• _GIVEN REQUEST_:
Select all lines with the string "false" in them, and copy those lines.
====================
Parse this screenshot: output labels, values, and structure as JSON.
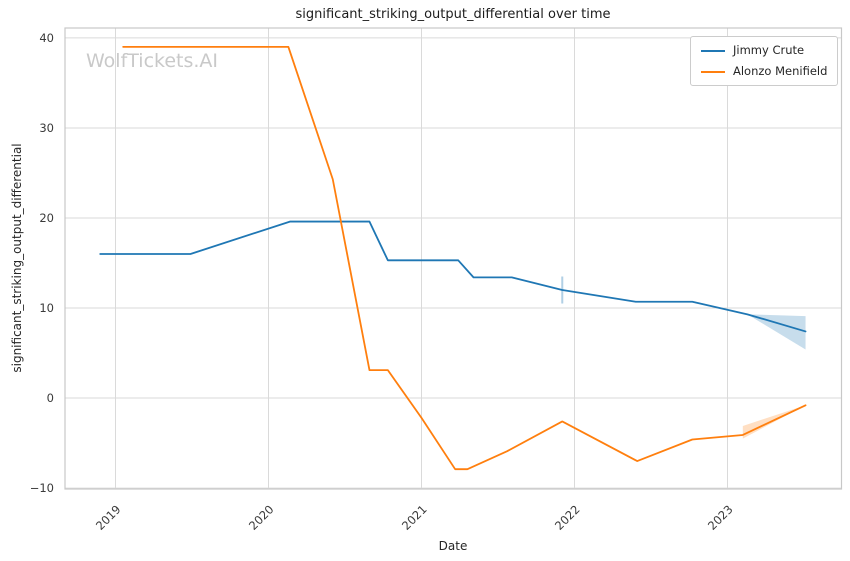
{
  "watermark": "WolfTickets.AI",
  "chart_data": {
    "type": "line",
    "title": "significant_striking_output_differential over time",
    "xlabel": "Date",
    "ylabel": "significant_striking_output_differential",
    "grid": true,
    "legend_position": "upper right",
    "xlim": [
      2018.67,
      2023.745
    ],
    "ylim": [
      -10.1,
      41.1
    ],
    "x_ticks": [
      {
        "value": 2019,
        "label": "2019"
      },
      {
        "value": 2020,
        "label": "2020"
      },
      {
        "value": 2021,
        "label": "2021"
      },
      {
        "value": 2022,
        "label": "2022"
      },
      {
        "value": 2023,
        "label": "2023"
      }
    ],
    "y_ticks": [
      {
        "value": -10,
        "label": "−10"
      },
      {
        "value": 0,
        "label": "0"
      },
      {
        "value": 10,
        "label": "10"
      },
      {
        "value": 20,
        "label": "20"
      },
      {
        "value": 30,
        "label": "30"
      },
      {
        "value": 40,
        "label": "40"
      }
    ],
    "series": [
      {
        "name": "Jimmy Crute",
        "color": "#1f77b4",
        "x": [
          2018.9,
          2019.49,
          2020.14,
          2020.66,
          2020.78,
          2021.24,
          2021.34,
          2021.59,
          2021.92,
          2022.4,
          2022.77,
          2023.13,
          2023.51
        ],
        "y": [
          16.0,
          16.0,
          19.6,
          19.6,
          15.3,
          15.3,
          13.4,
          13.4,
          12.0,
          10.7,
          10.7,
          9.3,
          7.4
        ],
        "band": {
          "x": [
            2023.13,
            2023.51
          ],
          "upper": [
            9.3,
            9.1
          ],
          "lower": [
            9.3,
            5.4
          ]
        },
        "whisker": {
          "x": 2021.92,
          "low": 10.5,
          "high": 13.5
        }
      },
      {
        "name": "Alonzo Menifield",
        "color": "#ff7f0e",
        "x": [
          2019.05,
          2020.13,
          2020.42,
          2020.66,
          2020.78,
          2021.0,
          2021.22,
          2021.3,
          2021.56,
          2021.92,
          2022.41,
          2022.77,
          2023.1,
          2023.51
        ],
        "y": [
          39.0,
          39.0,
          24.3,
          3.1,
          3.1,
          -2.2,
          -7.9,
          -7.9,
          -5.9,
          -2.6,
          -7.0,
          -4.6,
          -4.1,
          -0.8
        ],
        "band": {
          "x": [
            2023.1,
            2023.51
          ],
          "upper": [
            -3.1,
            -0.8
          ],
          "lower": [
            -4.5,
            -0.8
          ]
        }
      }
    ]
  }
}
====================
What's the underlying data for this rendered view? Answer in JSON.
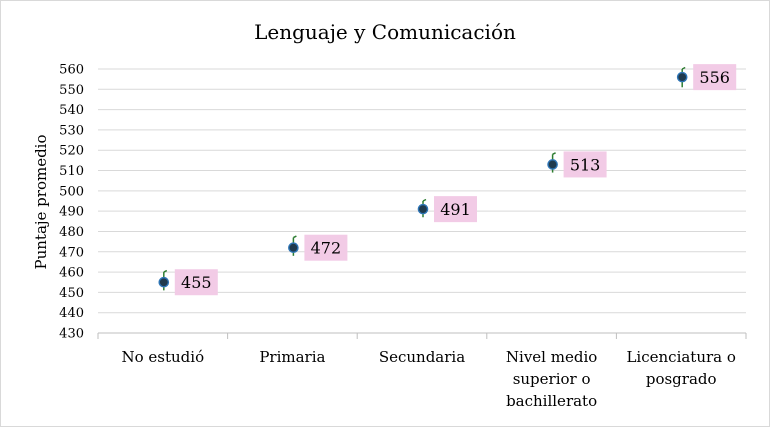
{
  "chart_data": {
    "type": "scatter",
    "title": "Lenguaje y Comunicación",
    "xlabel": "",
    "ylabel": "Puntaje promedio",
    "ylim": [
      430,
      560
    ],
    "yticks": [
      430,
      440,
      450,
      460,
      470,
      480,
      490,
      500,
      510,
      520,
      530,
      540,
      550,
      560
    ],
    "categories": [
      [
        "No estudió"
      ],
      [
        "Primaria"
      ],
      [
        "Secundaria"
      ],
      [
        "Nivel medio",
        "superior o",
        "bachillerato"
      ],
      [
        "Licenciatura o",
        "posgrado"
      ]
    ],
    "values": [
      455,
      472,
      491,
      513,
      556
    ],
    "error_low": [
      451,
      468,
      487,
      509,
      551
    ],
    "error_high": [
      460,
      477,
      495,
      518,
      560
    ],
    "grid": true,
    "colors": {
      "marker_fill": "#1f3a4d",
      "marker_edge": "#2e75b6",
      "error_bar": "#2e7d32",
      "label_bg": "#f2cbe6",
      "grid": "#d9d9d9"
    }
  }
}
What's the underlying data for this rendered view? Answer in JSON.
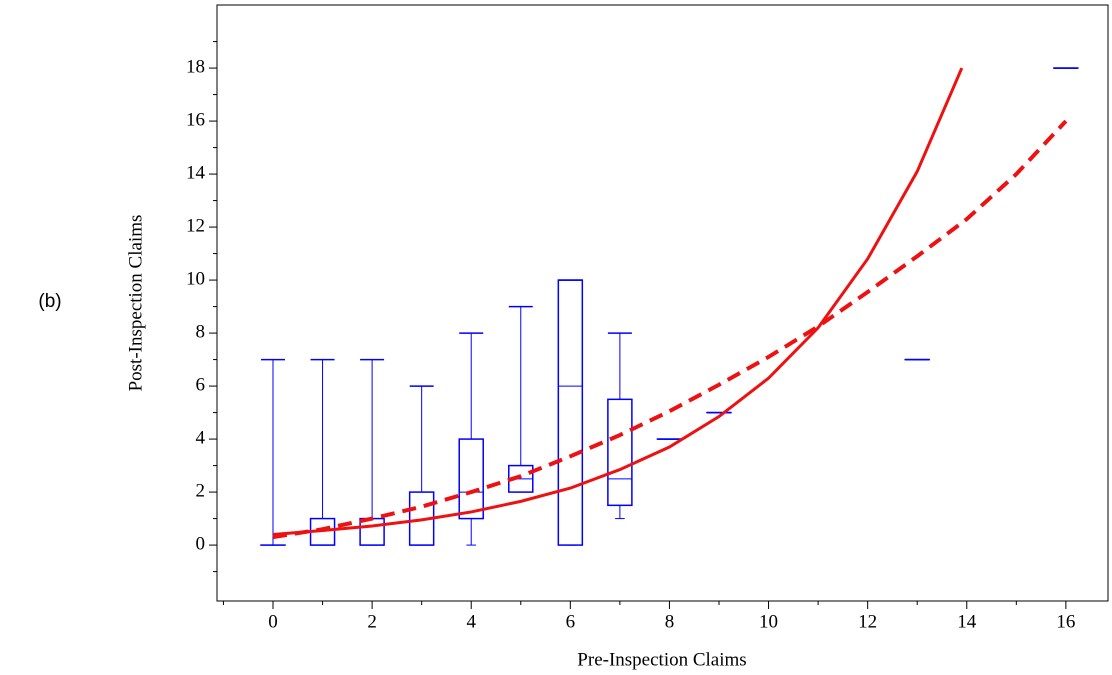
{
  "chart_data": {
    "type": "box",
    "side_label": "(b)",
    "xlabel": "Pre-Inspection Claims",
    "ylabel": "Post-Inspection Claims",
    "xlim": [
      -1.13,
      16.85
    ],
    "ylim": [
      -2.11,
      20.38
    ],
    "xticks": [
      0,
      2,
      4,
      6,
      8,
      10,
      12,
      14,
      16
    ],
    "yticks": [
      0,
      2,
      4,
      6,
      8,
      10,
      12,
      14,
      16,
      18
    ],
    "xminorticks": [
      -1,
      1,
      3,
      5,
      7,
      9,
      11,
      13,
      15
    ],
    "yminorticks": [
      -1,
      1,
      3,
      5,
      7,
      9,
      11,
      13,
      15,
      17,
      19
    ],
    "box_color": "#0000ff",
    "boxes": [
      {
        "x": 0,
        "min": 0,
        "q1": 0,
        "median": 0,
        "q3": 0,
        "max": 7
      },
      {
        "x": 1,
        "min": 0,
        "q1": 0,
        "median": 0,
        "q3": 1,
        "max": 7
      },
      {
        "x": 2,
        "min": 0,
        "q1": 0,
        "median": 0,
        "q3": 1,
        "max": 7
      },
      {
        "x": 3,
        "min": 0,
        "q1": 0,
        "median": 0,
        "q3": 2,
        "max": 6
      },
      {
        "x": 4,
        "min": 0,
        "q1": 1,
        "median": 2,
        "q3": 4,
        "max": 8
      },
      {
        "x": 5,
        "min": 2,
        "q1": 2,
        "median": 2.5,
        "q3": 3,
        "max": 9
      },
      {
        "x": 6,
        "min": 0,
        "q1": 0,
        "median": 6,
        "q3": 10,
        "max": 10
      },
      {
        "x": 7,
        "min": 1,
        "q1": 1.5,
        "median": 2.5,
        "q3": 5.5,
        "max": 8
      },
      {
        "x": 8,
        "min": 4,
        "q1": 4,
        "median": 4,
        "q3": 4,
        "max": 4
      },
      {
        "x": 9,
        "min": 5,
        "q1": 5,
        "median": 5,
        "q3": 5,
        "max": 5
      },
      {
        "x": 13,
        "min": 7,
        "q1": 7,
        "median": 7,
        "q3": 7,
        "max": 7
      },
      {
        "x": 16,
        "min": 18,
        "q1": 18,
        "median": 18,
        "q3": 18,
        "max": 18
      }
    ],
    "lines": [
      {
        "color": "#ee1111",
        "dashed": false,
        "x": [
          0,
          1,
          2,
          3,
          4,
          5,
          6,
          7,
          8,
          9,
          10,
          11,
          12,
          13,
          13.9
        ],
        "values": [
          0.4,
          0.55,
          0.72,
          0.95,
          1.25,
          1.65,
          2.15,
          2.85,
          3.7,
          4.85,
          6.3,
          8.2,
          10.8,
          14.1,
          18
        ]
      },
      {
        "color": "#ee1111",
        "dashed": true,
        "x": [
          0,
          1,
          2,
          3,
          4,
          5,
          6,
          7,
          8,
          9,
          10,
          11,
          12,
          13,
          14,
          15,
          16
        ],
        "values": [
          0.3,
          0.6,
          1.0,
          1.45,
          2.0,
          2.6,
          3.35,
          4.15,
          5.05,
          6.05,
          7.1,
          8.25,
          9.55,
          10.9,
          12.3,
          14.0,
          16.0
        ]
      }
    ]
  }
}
====================
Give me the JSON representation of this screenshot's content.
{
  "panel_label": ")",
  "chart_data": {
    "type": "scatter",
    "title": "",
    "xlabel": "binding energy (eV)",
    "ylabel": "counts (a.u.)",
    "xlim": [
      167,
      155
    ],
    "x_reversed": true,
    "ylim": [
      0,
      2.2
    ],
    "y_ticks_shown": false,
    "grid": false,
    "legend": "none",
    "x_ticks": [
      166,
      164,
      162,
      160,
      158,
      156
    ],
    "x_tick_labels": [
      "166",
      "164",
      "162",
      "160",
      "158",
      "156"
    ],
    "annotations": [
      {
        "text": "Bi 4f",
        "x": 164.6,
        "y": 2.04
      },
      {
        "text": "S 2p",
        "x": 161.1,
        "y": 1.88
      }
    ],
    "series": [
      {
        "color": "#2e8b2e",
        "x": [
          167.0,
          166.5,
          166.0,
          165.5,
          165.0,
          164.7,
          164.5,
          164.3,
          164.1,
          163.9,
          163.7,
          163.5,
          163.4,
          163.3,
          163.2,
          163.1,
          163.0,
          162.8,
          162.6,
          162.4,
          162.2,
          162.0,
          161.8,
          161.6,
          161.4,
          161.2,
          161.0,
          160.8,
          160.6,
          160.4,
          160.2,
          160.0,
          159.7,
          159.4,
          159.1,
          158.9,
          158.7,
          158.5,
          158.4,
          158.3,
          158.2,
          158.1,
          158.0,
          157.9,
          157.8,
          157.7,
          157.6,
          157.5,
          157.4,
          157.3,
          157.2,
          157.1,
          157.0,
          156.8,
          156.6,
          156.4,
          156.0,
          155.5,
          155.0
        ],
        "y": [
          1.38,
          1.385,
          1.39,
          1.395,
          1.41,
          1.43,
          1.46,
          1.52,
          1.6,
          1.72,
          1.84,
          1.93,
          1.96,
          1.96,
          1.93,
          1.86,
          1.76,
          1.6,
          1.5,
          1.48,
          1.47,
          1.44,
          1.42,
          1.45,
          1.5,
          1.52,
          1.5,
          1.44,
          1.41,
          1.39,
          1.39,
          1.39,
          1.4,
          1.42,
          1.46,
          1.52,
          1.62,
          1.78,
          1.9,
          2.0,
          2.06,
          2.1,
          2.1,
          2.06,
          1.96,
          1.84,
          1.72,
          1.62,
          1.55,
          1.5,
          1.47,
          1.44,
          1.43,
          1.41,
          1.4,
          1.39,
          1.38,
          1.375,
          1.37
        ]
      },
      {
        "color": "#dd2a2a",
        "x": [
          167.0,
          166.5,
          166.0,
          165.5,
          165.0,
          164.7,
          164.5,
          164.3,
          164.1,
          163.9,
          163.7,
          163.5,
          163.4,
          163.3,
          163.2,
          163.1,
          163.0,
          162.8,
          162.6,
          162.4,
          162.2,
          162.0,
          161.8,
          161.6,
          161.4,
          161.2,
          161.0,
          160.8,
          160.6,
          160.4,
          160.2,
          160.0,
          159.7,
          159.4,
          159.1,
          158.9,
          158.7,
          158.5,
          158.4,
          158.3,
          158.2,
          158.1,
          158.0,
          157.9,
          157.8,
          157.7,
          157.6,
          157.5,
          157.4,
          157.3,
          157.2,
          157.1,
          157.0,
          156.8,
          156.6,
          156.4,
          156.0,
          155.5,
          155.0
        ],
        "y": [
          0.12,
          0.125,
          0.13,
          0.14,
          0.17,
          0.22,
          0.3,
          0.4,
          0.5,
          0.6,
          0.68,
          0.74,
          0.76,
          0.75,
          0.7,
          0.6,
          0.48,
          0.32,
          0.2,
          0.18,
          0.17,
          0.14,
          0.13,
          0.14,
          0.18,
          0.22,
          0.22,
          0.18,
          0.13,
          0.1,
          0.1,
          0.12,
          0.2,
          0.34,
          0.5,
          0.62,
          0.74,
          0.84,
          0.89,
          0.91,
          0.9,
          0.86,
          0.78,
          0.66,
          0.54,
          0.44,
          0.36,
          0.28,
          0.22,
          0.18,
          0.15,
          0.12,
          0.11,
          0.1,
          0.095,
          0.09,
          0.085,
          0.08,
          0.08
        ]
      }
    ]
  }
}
====================
• _SOLUTION FOR THIS PROBLEM_:
        "dashed": false,
    "y_ticks_shown": false,
    "grid": false,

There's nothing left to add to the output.